Print the listing as it stands, omitting all images.

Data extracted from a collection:
○ ○ ○ ○ ○ ○ ○
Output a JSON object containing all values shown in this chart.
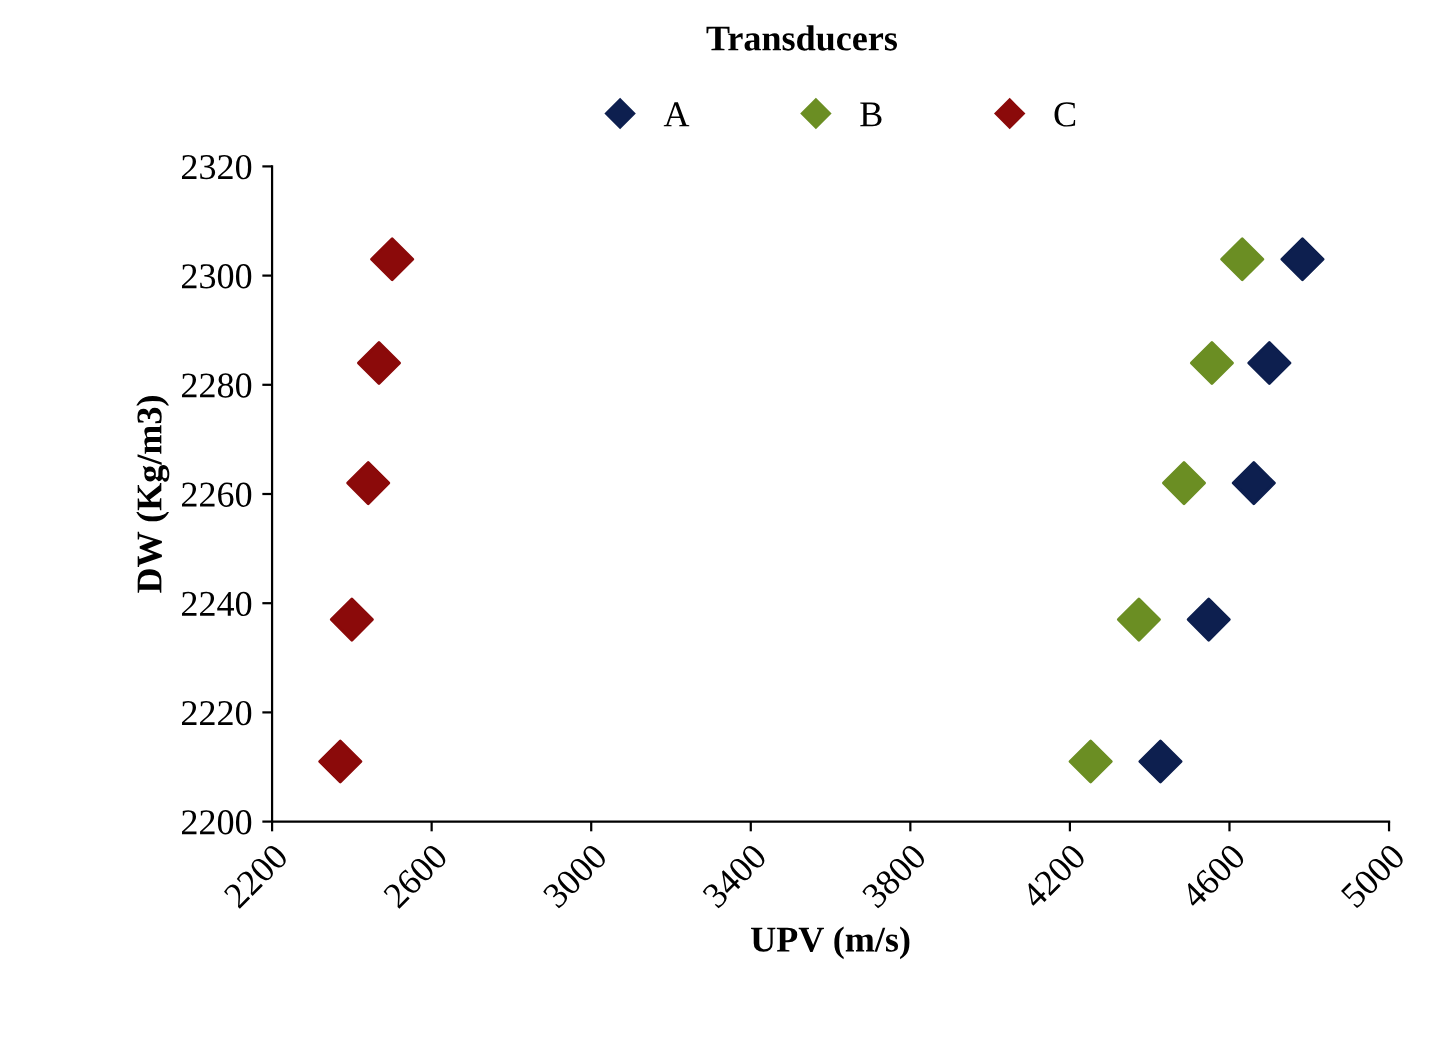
{
  "chart_data": {
    "type": "scatter",
    "title": "Transducers",
    "xlabel": "UPV (m/s)",
    "ylabel": "DW (Kg/m3)",
    "xlim": [
      2200,
      5000
    ],
    "xticks": [
      2200,
      2600,
      3000,
      3400,
      3800,
      4200,
      4600,
      5000
    ],
    "ylim": [
      2200,
      2320
    ],
    "yticks": [
      2200,
      2220,
      2240,
      2260,
      2280,
      2300,
      2320
    ],
    "marker": "diamond",
    "legend": "top",
    "grid": false,
    "series": [
      {
        "name": "A",
        "color": "#0d1f4f",
        "x": [
          4427,
          4548,
          4661,
          4700,
          4783
        ],
        "values": [
          2211,
          2237,
          2262,
          2284,
          2303
        ]
      },
      {
        "name": "B",
        "color": "#6b8e23",
        "x": [
          4252,
          4373,
          4486,
          4556,
          4632
        ],
        "values": [
          2211,
          2237,
          2262,
          2284,
          2303
        ]
      },
      {
        "name": "C",
        "color": "#8b0a0a",
        "x": [
          2371,
          2400,
          2441,
          2468,
          2501
        ],
        "values": [
          2211,
          2237,
          2262,
          2284,
          2303
        ]
      }
    ]
  }
}
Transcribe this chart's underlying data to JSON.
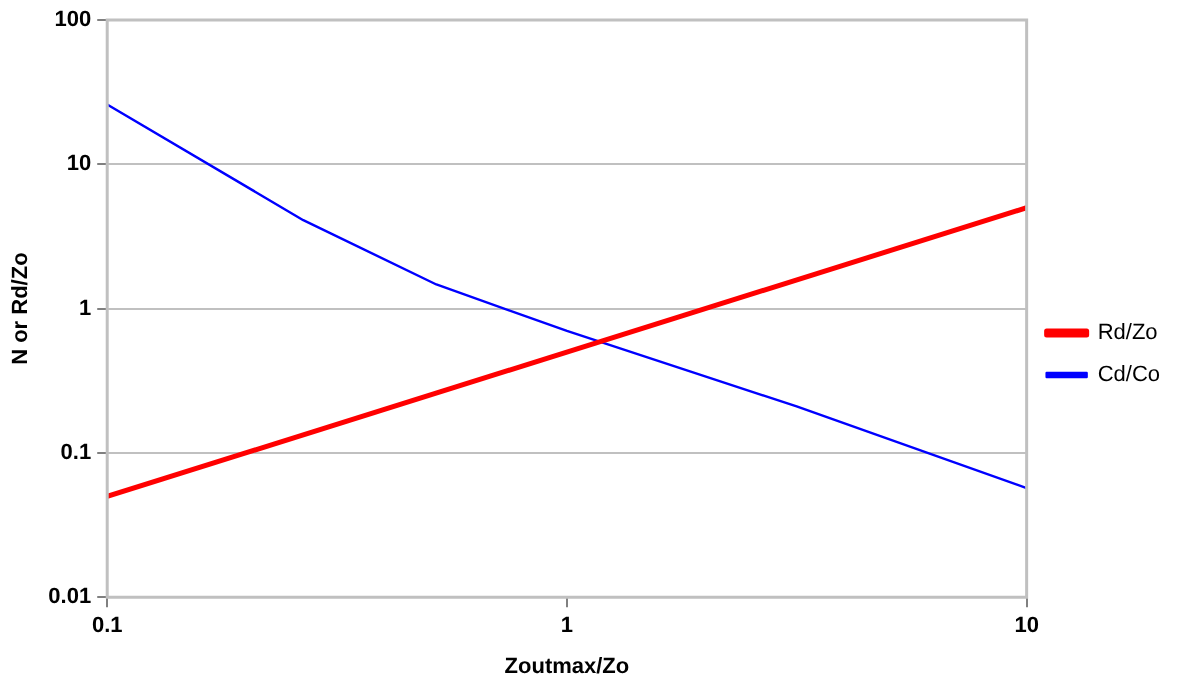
{
  "chart_data": {
    "type": "line",
    "xlabel": "Zoutmax/Zo",
    "ylabel": "N or Rd/Zo",
    "log": "xy",
    "xlim": [
      0.1,
      10
    ],
    "ylim": [
      0.01,
      100
    ],
    "xticks": [
      0.1,
      1,
      10
    ],
    "yticks": [
      0.01,
      0.1,
      1,
      10,
      100
    ],
    "grid": "y",
    "legend": "right",
    "marker": "none",
    "line_style": "solid",
    "series": [
      {
        "name": "Rd/Zo",
        "color": "#ff0000",
        "x": [
          0.1,
          10
        ],
        "values": [
          0.05,
          5
        ]
      },
      {
        "name": "Cd/Co",
        "color": "#0000ff",
        "x": [
          0.1,
          0.267,
          0.52,
          1,
          3.16,
          10
        ],
        "values": [
          26,
          4.1,
          1.47,
          0.7,
          0.21,
          0.057
        ]
      }
    ]
  }
}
○ ○ ○ ○ ○ ○ ○
Written solution:
Output a JSON object containing all values shown in this chart.
{
  "chart_data": {
    "type": "scatter",
    "title": "Transducers",
    "xlabel": "UPV (m/s)",
    "ylabel": "DW (Kg/m3)",
    "xlim": [
      2200,
      5000
    ],
    "xticks": [
      2200,
      2600,
      3000,
      3400,
      3800,
      4200,
      4600,
      5000
    ],
    "ylim": [
      2200,
      2320
    ],
    "yticks": [
      2200,
      2220,
      2240,
      2260,
      2280,
      2300,
      2320
    ],
    "marker": "diamond",
    "legend": "top",
    "grid": false,
    "series": [
      {
        "name": "A",
        "color": "#0d1f4f",
        "x": [
          4427,
          4548,
          4661,
          4700,
          4783
        ],
        "values": [
          2211,
          2237,
          2262,
          2284,
          2303
        ]
      },
      {
        "name": "B",
        "color": "#6b8e23",
        "x": [
          4252,
          4373,
          4486,
          4556,
          4632
        ],
        "values": [
          2211,
          2237,
          2262,
          2284,
          2303
        ]
      },
      {
        "name": "C",
        "color": "#8b0a0a",
        "x": [
          2371,
          2400,
          2441,
          2468,
          2501
        ],
        "values": [
          2211,
          2237,
          2262,
          2284,
          2303
        ]
      }
    ]
  }
}
Transcribe this chart's underlying data to JSON.
{
  "chart_data": {
    "type": "line",
    "xlabel": "Zoutmax/Zo",
    "ylabel": "N or Rd/Zo",
    "log": "xy",
    "xlim": [
      0.1,
      10
    ],
    "ylim": [
      0.01,
      100
    ],
    "xticks": [
      0.1,
      1,
      10
    ],
    "yticks": [
      0.01,
      0.1,
      1,
      10,
      100
    ],
    "grid": "y",
    "legend": "right",
    "marker": "none",
    "line_style": "solid",
    "series": [
      {
        "name": "Rd/Zo",
        "color": "#ff0000",
        "x": [
          0.1,
          10
        ],
        "values": [
          0.05,
          5
        ]
      },
      {
        "name": "Cd/Co",
        "color": "#0000ff",
        "x": [
          0.1,
          0.267,
          0.52,
          1,
          3.16,
          10
        ],
        "values": [
          26,
          4.1,
          1.47,
          0.7,
          0.21,
          0.057
        ]
      }
    ]
  }
}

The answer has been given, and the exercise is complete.